#### [TASK TO CARRY OUT]
Quote all of the data below exactly, please.

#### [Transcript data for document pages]

==================================================

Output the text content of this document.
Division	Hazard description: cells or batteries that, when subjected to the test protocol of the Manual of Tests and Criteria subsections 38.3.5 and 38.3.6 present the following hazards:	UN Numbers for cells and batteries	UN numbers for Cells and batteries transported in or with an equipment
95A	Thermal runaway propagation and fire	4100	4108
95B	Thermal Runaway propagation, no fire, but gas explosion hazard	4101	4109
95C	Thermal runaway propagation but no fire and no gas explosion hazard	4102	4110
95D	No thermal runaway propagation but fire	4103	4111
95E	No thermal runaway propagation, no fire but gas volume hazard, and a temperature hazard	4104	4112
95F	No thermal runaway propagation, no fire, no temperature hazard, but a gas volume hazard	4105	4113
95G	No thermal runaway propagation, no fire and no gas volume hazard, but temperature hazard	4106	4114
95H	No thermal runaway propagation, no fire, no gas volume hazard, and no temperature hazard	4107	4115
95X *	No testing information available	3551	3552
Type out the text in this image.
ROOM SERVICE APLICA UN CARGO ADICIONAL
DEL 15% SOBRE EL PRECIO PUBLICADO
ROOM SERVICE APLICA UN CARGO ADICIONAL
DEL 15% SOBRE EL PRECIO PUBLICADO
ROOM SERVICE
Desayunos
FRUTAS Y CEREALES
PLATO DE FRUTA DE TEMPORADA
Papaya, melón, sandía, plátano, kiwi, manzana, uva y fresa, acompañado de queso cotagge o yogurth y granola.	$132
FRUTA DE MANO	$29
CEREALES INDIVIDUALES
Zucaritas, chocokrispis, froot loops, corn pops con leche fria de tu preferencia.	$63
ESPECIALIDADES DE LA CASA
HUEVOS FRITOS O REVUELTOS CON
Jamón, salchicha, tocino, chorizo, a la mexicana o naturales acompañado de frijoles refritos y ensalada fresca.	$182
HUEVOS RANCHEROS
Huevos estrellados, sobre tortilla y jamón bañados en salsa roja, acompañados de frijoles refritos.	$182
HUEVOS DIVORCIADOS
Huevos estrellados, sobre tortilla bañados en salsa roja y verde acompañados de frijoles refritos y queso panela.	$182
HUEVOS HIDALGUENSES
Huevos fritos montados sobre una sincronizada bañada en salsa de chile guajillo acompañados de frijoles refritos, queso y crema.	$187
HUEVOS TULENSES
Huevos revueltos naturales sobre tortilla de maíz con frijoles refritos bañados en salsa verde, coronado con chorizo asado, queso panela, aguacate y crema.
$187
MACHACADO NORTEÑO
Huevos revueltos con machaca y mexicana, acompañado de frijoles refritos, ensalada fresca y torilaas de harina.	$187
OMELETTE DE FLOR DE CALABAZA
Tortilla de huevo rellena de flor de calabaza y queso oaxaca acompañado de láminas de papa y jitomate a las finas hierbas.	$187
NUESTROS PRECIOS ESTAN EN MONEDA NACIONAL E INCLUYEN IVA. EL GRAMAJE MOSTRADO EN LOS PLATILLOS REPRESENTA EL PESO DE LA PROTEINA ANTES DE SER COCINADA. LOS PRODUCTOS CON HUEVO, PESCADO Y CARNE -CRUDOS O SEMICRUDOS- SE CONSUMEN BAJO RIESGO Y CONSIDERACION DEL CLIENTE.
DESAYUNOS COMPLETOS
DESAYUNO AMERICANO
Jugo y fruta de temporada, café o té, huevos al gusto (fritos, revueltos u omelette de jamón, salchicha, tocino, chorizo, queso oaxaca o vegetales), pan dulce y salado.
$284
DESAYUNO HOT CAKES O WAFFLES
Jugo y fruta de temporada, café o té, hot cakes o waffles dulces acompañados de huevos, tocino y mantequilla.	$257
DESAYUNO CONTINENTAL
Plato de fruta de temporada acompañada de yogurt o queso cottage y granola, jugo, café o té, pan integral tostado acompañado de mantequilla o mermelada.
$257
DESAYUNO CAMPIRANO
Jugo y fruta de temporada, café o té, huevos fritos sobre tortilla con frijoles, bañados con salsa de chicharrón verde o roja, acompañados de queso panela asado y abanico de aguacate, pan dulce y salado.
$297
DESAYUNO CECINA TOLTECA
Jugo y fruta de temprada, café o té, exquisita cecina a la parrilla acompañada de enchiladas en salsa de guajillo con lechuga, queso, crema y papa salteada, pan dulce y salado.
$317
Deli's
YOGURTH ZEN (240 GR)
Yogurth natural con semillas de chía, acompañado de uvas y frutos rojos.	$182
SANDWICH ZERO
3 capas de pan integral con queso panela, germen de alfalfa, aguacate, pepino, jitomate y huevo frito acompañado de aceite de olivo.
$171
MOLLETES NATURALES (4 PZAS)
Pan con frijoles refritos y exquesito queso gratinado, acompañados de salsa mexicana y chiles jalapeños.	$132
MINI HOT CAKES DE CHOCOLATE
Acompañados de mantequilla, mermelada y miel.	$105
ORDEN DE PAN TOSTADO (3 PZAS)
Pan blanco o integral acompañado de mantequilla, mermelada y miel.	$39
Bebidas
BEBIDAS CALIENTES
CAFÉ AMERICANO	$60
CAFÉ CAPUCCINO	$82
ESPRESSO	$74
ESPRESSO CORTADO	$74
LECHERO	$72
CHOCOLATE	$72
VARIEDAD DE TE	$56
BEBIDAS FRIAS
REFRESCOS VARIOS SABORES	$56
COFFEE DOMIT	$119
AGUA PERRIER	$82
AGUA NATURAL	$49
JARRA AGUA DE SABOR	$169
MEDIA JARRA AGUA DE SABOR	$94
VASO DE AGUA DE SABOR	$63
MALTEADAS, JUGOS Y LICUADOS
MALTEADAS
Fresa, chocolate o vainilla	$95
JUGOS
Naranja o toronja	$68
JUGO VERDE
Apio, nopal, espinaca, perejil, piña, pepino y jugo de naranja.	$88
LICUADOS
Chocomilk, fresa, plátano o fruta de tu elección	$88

==================================================

#### [SOLUTION TO THIS TASK]
Output the text content of this document.
Division	Hazard description: cells or batteries that, when subjected to the test protocol of the Manual of Tests and Criteria subsections 38.3.5 and 38.3.6 present the following hazards:	UN Numbers for cells and batteries	UN numbers for Cells and batteries transported in or with an equipment
95A	Thermal runaway propagation and fire	4100	4108
95B	Thermal Runaway propagation, no fire, but gas explosion hazard	4101	4109
95C	Thermal runaway propagation but no fire and no gas explosion hazard	4102	4110
95D	No thermal runaway propagation but fire	4103	4111
95E	No thermal runaway propagation, no fire but gas volume hazard, and a temperature hazard	4104	4112
95F	No thermal runaway propagation, no fire, no temperature hazard, but a gas volume hazard	4105	4113
95G	No thermal runaway propagation, no fire and no gas volume hazard, but temperature hazard	4106	4114
95H	No thermal runaway propagation, no fire, no gas volume hazard, and no temperature hazard	4107	4115
95X *	No testing information available	3551	3552
Type out the text in this image.
ROOM SERVICE APLICA UN CARGO ADICIONAL
DEL 15% SOBRE EL PRECIO PUBLICADO
ROOM SERVICE APLICA UN CARGO ADICIONAL
DEL 15% SOBRE EL PRECIO PUBLICADO
ROOM SERVICE
Desayunos
FRUTAS Y CEREALES
PLATO DE FRUTA DE TEMPORADA
Papaya, melón, sandía, plátano, kiwi, manzana, uva y fresa, acompañado de queso cotagge o yogurth y granola.	$132
FRUTA DE MANO	$29
CEREALES INDIVIDUALES
Zucaritas, chocokrispis, froot loops, corn pops con leche fria de tu preferencia.	$63
ESPECIALIDADES DE LA CASA
HUEVOS FRITOS O REVUELTOS CON
Jamón, salchicha, tocino, chorizo, a la mexicana o naturales acompañado de frijoles refritos y ensalada fresca.	$182
HUEVOS RANCHEROS
Huevos estrellados, sobre tortilla y jamón bañados en salsa roja, acompañados de frijoles refritos.	$182
HUEVOS DIVORCIADOS
Huevos estrellados, sobre tortilla bañados en salsa roja y verde acompañados de frijoles refritos y queso panela.	$182
HUEVOS HIDALGUENSES
Huevos fritos montados sobre una sincronizada bañada en salsa de chile guajillo acompañados de frijoles refritos, queso y crema.	$187
HUEVOS TULENSES
Huevos revueltos naturales sobre tortilla de maíz con frijoles refritos bañados en salsa verde, coronado con chorizo asado, queso panela, aguacate y crema.
$187
MACHACADO NORTEÑO
Huevos revueltos con machaca y mexicana, acompañado de frijoles refritos, ensalada fresca y torilaas de harina.	$187
OMELETTE DE FLOR DE CALABAZA
Tortilla de huevo rellena de flor de calabaza y queso oaxaca acompañado de láminas de papa y jitomate a las finas hierbas.	$187
NUESTROS PRECIOS ESTAN EN MONEDA NACIONAL E INCLUYEN IVA. EL GRAMAJE MOSTRADO EN LOS PLATILLOS REPRESENTA EL PESO DE LA PROTEINA ANTES DE SER COCINADA. LOS PRODUCTOS CON HUEVO, PESCADO Y CARNE -CRUDOS O SEMICRUDOS- SE CONSUMEN BAJO RIESGO Y CONSIDERACION DEL CLIENTE.
DESAYUNOS COMPLETOS
DESAYUNO AMERICANO
Jugo y fruta de temporada, café o té, huevos al gusto (fritos, revueltos u omelette de jamón, salchicha, tocino, chorizo, queso oaxaca o vegetales), pan dulce y salado.
$284
DESAYUNO HOT CAKES O WAFFLES
Jugo y fruta de temporada, café o té, hot cakes o waffles dulces acompañados de huevos, tocino y mantequilla.	$257
DESAYUNO CONTINENTAL
Plato de fruta de temporada acompañada de yogurt o queso cottage y granola, jugo, café o té, pan integral tostado acompañado de mantequilla o mermelada.
$257
DESAYUNO CAMPIRANO
Jugo y fruta de temporada, café o té, huevos fritos sobre tortilla con frijoles, bañados con salsa de chicharrón verde o roja, acompañados de queso panela asado y abanico de aguacate, pan dulce y salado.
$297
DESAYUNO CECINA TOLTECA
Jugo y fruta de temprada, café o té, exquisita cecina a la parrilla acompañada de enchiladas en salsa de guajillo con lechuga, queso, crema y papa salteada, pan dulce y salado.
$317
Deli's
YOGURTH ZEN (240 GR)
Yogurth natural con semillas de chía, acompañado de uvas y frutos rojos.	$182
SANDWICH ZERO
3 capas de pan integral con queso panela, germen de alfalfa, aguacate, pepino, jitomate y huevo frito acompañado de aceite de olivo.
$171
MOLLETES NATURALES (4 PZAS)
Pan con frijoles refritos y exquesito queso gratinado, acompañados de salsa mexicana y chiles jalapeños.	$132
MINI HOT CAKES DE CHOCOLATE
Acompañados de mantequilla, mermelada y miel.	$105
ORDEN DE PAN TOSTADO (3 PZAS)
Pan blanco o integral acompañado de mantequilla, mermelada y miel.	$39
Bebidas
BEBIDAS CALIENTES
CAFÉ AMERICANO	$60
CAFÉ CAPUCCINO	$82
ESPRESSO	$74
ESPRESSO CORTADO	$74
LECHERO	$72
CHOCOLATE	$72
VARIEDAD DE TE	$56
BEBIDAS FRIAS
REFRESCOS VARIOS SABORES	$56
COFFEE DOMIT	$119
AGUA PERRIER	$82
AGUA NATURAL	$49
JARRA AGUA DE SABOR	$169
MEDIA JARRA AGUA DE SABOR	$94
VASO DE AGUA DE SABOR	$63
MALTEADAS, JUGOS Y LICUADOS
MALTEADAS
Fresa, chocolate o vainilla	$95
JUGOS
Naranja o toronja	$68
JUGO VERDE
Apio, nopal, espinaca, perejil, piña, pepino y jugo de naranja.	$88
LICUADOS
Chocomilk, fresa, plátano o fruta de tu elección	$88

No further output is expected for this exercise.